**The exercise:**
Will you output all of the data below exactly, omitting the images?

BEGIN Given information

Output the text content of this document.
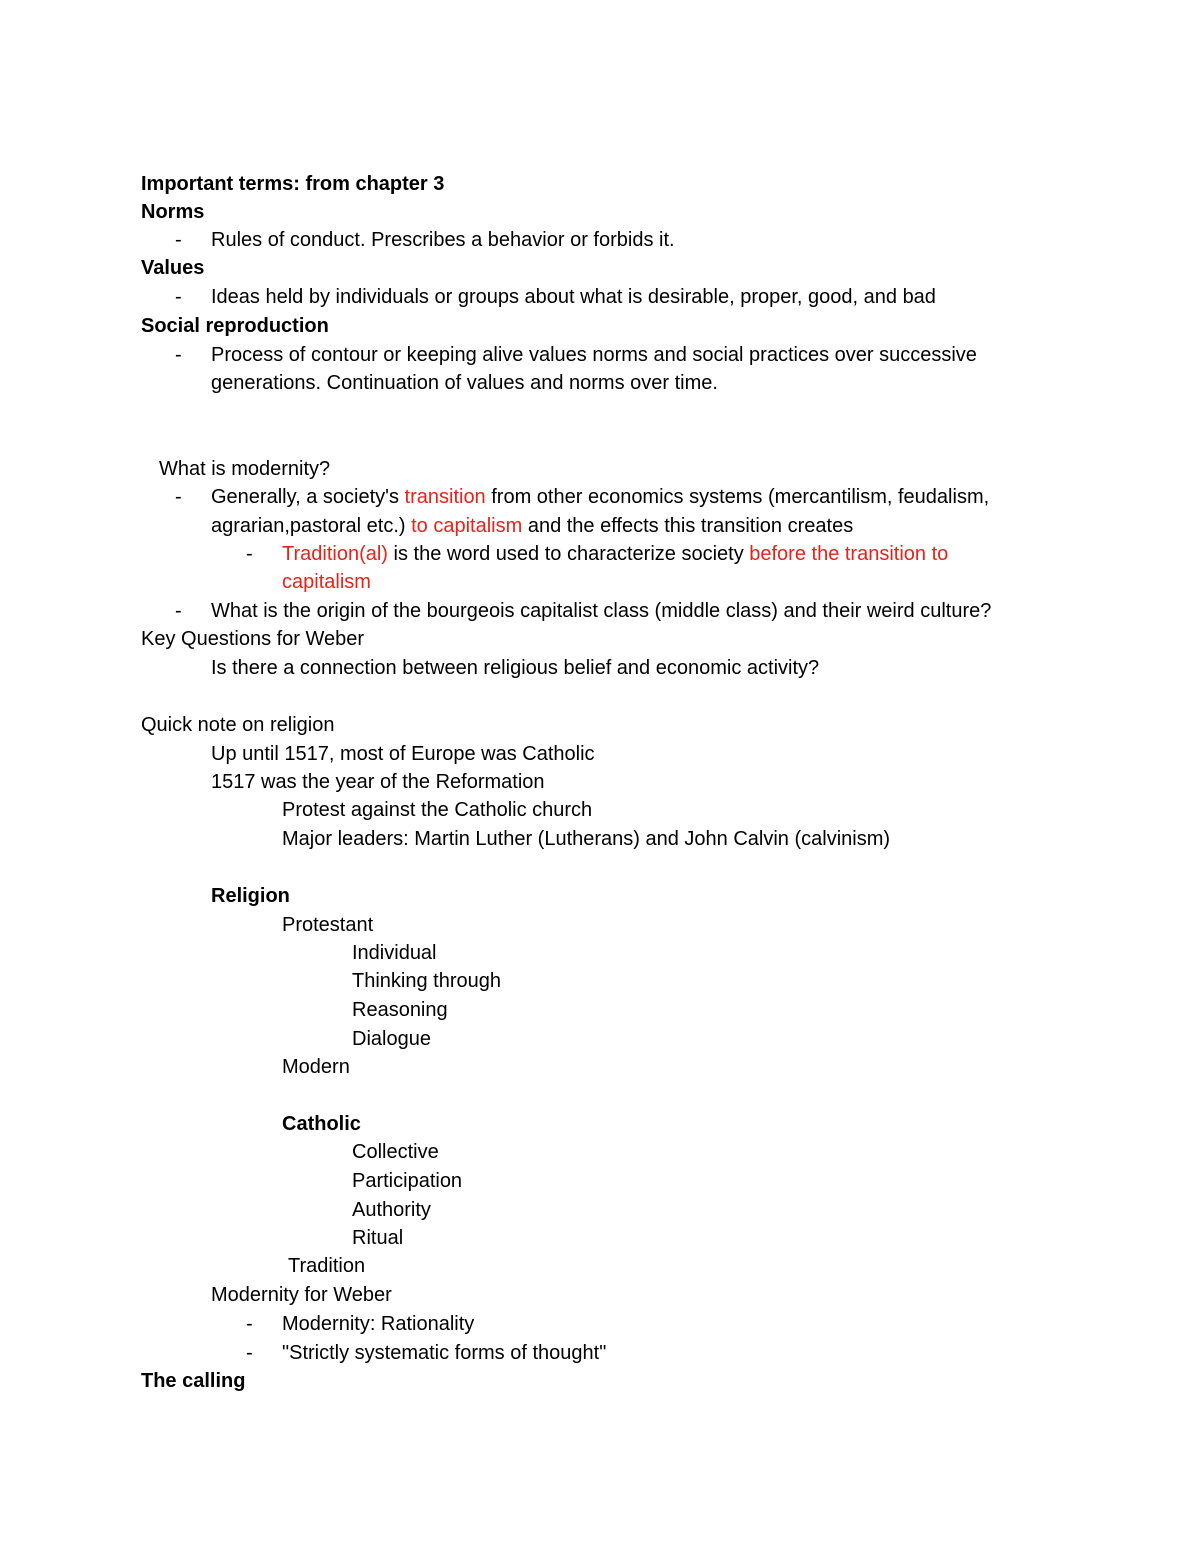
Important terms: from chapter 3
Norms
- Rules of conduct. Prescribes a behavior or forbids it.
Values
- Ideas held by individuals or groups about what is desirable, proper, good, and bad
Social reproduction
- Process of contour or keeping alive values norms and social practices over successive
generations. Continuation of values and norms over time.
What is modernity?
- Generally, a society's transition from other economics systems (mercantilism, feudalism,
agrarian,pastoral etc.) to capitalism and the effects this transition creates
- Tradition(al) is the word used to characterize society before the transition to
capitalism
- What is the origin of the bourgeois capitalist class (middle class) and their weird culture?
Key Questions for Weber
Is there a connection between religious belief and economic activity?
Quick note on religion
Up until 1517, most of Europe was Catholic
1517 was the year of the Reformation
Protest against the Catholic church
Major leaders: Martin Luther (Lutherans) and John Calvin (calvinism)
Religion
Protestant
Individual
Thinking through
Reasoning
Dialogue
Modern
Catholic
Collective
Participation
Authority
Ritual
Tradition
Modernity for Weber
- Modernity: Rationality
- "Strictly systematic forms of thought"
The calling
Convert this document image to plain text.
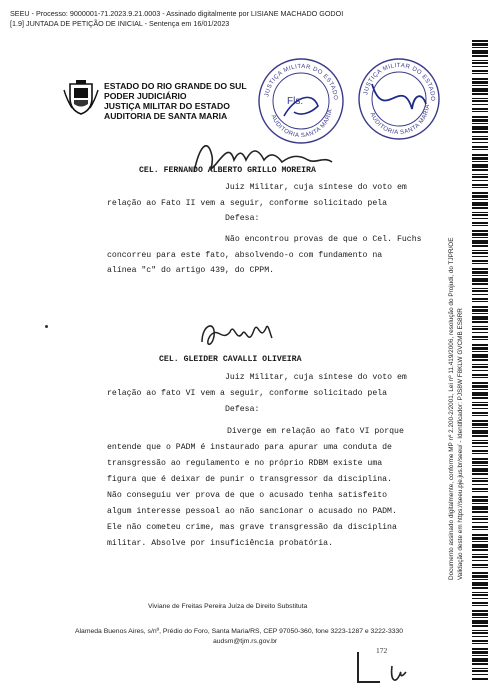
SEEU - Processo: 9000001-71.2023.9.21.0003 - Assinado digitalmente por LISIANE MACHADO GODOI
[1.9] JUNTADA DE PETIÇÃO DE INICIAL - Sentença em 16/01/2023
ESTADO DO RIO GRANDE DO SUL
PODER JUDICIÁRIO
JUSTIÇA MILITAR DO ESTADO
AUDITORIA DE SANTA MARIA
JUSTIÇA MILITAR DO ESTADO
AUDITORIA SANTA MARIA
Fls.
JUSTIÇA MILITAR DO ESTADO
AUDITORIA SANTA MARIA
CEL. FERNANDO ALBERTO GRILLO MOREIRA
Juiz Militar, cuja síntese do voto em
relação ao Fato II vem a seguir, conforme solicitado pela
Defesa:
Não encontrou provas de que o Cel. Fuchs
concorreu para este fato, absolvendo-o com fundamento na
alínea "c" do artigo 439, do CPPM.
CEL. GLEIDER CAVALLI OLIVEIRA
Juiz Militar, cuja síntese do voto em
relação ao fato VI vem a seguir, conforme solicitado pela
Defesa:
Diverge em relação ao fato VI porque
entende que o PADM é instaurado para apurar uma conduta de
transgressão ao regulamento e no próprio RDBM existe uma
figura que é deixar de punir o transgressor da disciplina.
Não conseguiu ver prova de que o acusado tenha satisfeito
algum interesse pessoal ao não sancionar o acusado no PADM.
Ele não cometeu crime, mas grave transgressão da disciplina
militar. Absolve por insuficiência probatória.
Viviane de Freitas Pereira Juíza de Direito Substituta
Alameda Buenos Aires, s/nº, Prédio do Foro, Santa Maria/RS, CEP 97050-360, fone 3223-1287 e 3222-3330
audsm@tjm.rs.gov.br
172
Documento assinado digitalmente, conforme MP nº 2.200-2/2001, Lei nº 11.419/2006, resolução do Projudi, do TJPR/OE Validação deste em https://seeu.pje.jus.br/seeu/ - Identificador: PJS8W F8KLW GVCMB ES8RR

END Given information

**Task output:**
Output the text content of this document.
Important terms: from chapter 3
Norms
- Rules of conduct. Prescribes a behavior or forbids it.
Values
- Ideas held by individuals or groups about what is desirable, proper, good, and bad
Social reproduction
- Process of contour or keeping alive values norms and social practices over successive
generations. Continuation of values and norms over time.
What is modernity?
- Generally, a society's transition from other economics systems (mercantilism, feudalism,
agrarian,pastoral etc.) to capitalism and the effects this transition creates
- Tradition(al) is the word used to characterize society before the transition to
capitalism
- What is the origin of the bourgeois capitalist class (middle class) and their weird culture?
Key Questions for Weber
Is there a connection between religious belief and economic activity?
Quick note on religion
Up until 1517, most of Europe was Catholic
1517 was the year of the Reformation
Protest against the Catholic church
Major leaders: Martin Luther (Lutherans) and John Calvin (calvinism)
Religion
Protestant
Individual
Thinking through
Reasoning
Dialogue
Modern
Catholic
Collective
Participation
Authority
Ritual
Tradition
Modernity for Weber
- Modernity: Rationality
- "Strictly systematic forms of thought"
The calling
Convert this document image to plain text.
SEEU - Processo: 9000001-71.2023.9.21.0003 - Assinado digitalmente por LISIANE MACHADO GODOI
[1.9] JUNTADA DE PETIÇÃO DE INICIAL - Sentença em 16/01/2023
ESTADO DO RIO GRANDE DO SUL
PODER JUDICIÁRIO
JUSTIÇA MILITAR DO ESTADO
AUDITORIA DE SANTA MARIA
JUSTIÇA MILITAR DO ESTADO
AUDITORIA SANTA MARIA
Fls.
JUSTIÇA MILITAR DO ESTADO
AUDITORIA SANTA MARIA
CEL. FERNANDO ALBERTO GRILLO MOREIRA
Juiz Militar, cuja síntese do voto em
relação ao Fato II vem a seguir, conforme solicitado pela
Defesa:
Não encontrou provas de que o Cel. Fuchs
concorreu para este fato, absolvendo-o com fundamento na
alínea "c" do artigo 439, do CPPM.
CEL. GLEIDER CAVALLI OLIVEIRA
Juiz Militar, cuja síntese do voto em
relação ao fato VI vem a seguir, conforme solicitado pela
Defesa:
Diverge em relação ao fato VI porque
entende que o PADM é instaurado para apurar uma conduta de
transgressão ao regulamento e no próprio RDBM existe uma
figura que é deixar de punir o transgressor da disciplina.
Não conseguiu ver prova de que o acusado tenha satisfeito
algum interesse pessoal ao não sancionar o acusado no PADM.
Ele não cometeu crime, mas grave transgressão da disciplina
militar. Absolve por insuficiência probatória.
Viviane de Freitas Pereira Juíza de Direito Substituta
Alameda Buenos Aires, s/nº, Prédio do Foro, Santa Maria/RS, CEP 97050-360, fone 3223-1287 e 3222-3330
audsm@tjm.rs.gov.br
172
Documento assinado digitalmente, conforme MP nº 2.200-2/2001, Lei nº 11.419/2006, resolução do Projudi, do TJPR/OE Validação deste em https://seeu.pje.jus.br/seeu/ - Identificador: PJS8W F8KLW GVCMB ES8RR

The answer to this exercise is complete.